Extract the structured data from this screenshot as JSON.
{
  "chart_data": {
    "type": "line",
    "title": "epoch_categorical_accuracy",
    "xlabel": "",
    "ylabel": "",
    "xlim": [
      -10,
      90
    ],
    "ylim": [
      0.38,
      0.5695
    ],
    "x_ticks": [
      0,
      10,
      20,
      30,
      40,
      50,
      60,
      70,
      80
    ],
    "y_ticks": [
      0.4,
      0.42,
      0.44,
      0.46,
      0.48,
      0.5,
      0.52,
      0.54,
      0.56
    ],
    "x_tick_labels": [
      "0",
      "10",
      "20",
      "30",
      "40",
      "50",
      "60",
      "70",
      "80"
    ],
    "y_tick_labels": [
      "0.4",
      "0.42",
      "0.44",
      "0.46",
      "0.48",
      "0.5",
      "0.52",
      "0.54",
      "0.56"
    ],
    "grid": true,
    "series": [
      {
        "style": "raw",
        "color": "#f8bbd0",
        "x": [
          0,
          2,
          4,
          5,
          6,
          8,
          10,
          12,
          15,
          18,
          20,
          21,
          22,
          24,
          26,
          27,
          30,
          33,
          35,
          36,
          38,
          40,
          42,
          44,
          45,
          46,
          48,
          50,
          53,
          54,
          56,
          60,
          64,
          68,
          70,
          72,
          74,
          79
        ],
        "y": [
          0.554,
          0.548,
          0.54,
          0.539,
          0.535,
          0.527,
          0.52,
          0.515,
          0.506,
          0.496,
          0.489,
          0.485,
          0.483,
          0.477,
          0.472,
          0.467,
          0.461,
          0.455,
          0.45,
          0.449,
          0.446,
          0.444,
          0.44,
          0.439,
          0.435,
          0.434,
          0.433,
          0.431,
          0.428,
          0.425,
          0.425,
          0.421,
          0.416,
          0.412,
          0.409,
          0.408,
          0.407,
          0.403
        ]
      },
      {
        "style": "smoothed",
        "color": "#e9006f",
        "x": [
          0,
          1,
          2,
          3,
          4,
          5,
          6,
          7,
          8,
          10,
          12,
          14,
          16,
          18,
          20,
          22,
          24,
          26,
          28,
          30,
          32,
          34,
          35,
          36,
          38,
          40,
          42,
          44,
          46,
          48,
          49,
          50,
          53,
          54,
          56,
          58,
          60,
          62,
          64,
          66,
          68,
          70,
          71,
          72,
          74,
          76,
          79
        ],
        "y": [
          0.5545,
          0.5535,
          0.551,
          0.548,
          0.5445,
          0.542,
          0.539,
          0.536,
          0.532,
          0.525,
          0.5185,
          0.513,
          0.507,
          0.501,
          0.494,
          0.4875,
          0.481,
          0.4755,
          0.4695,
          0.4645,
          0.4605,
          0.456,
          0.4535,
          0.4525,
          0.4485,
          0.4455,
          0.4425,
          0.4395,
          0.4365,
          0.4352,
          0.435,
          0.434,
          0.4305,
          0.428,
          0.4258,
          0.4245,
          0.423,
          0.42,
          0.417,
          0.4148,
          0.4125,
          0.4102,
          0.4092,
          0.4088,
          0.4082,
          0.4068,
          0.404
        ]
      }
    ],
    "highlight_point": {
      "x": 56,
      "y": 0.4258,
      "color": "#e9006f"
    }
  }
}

= = = = = = =

▶ _DESCRIPTION OF THE TASK_:
Output every entry shown above, exactly.

▶ _RESULT OF THIS TASK_:
Extract the structured data from this screenshot as JSON.
{
  "chart_data": {
    "type": "line",
    "title": "epoch_categorical_accuracy",
    "xlabel": "",
    "ylabel": "",
    "xlim": [
      -10,
      90
    ],
    "ylim": [
      0.38,
      0.5695
    ],
    "x_ticks": [
      0,
      10,
      20,
      30,
      40,
      50,
      60,
      70,
      80
    ],
    "y_ticks": [
      0.4,
      0.42,
      0.44,
      0.46,
      0.48,
      0.5,
      0.52,
      0.54,
      0.56
    ],
    "x_tick_labels": [
      "0",
      "10",
      "20",
      "30",
      "40",
      "50",
      "60",
      "70",
      "80"
    ],
    "y_tick_labels": [
      "0.4",
      "0.42",
      "0.44",
      "0.46",
      "0.48",
      "0.5",
      "0.52",
      "0.54",
      "0.56"
    ],
    "grid": true,
    "series": [
      {
        "style": "raw",
        "color": "#f8bbd0",
        "x": [
          0,
          2,
          4,
          5,
          6,
          8,
          10,
          12,
          15,
          18,
          20,
          21,
          22,
          24,
          26,
          27,
          30,
          33,
          35,
          36,
          38,
          40,
          42,
          44,
          45,
          46,
          48,
          50,
          53,
          54,
          56,
          60,
          64,
          68,
          70,
          72,
          74,
          79
        ],
        "y": [
          0.554,
          0.548,
          0.54,
          0.539,
          0.535,
          0.527,
          0.52,
          0.515,
          0.506,
          0.496,
          0.489,
          0.485,
          0.483,
          0.477,
          0.472,
          0.467,
          0.461,
          0.455,
          0.45,
          0.449,
          0.446,
          0.444,
          0.44,
          0.439,
          0.435,
          0.434,
          0.433,
          0.431,
          0.428,
          0.425,
          0.425,
          0.421,
          0.416,
          0.412,
          0.409,
          0.408,
          0.407,
          0.403
        ]
      },
      {
        "style": "smoothed",
        "color": "#e9006f",
        "x": [
          0,
          1,
          2,
          3,
          4,
          5,
          6,
          7,
          8,
          10,
          12,
          14,
          16,
          18,
          20,
          22,
          24,
          26,
          28,
          30,
          32,
          34,
          35,
          36,
          38,
          40,
          42,
          44,
          46,
          48,
          49,
          50,
          53,
          54,
          56,
          58,
          60,
          62,
          64,
          66,
          68,
          70,
          71,
          72,
          74,
          76,
          79
        ],
        "y": [
          0.5545,
          0.5535,
          0.551,
          0.548,
          0.5445,
          0.542,
          0.539,
          0.536,
          0.532,
          0.525,
          0.5185,
          0.513,
          0.507,
          0.501,
          0.494,
          0.4875,
          0.481,
          0.4755,
          0.4695,
          0.4645,
          0.4605,
          0.456,
          0.4535,
          0.4525,
          0.4485,
          0.4455,
          0.4425,
          0.4395,
          0.4365,
          0.4352,
          0.435,
          0.434,
          0.4305,
          0.428,
          0.4258,
          0.4245,
          0.423,
          0.42,
          0.417,
          0.4148,
          0.4125,
          0.4102,
          0.4092,
          0.4088,
          0.4082,
          0.4068,
          0.404
        ]
      }
    ],
    "highlight_point": {
      "x": 56,
      "y": 0.4258,
      "color": "#e9006f"
    }
  }
}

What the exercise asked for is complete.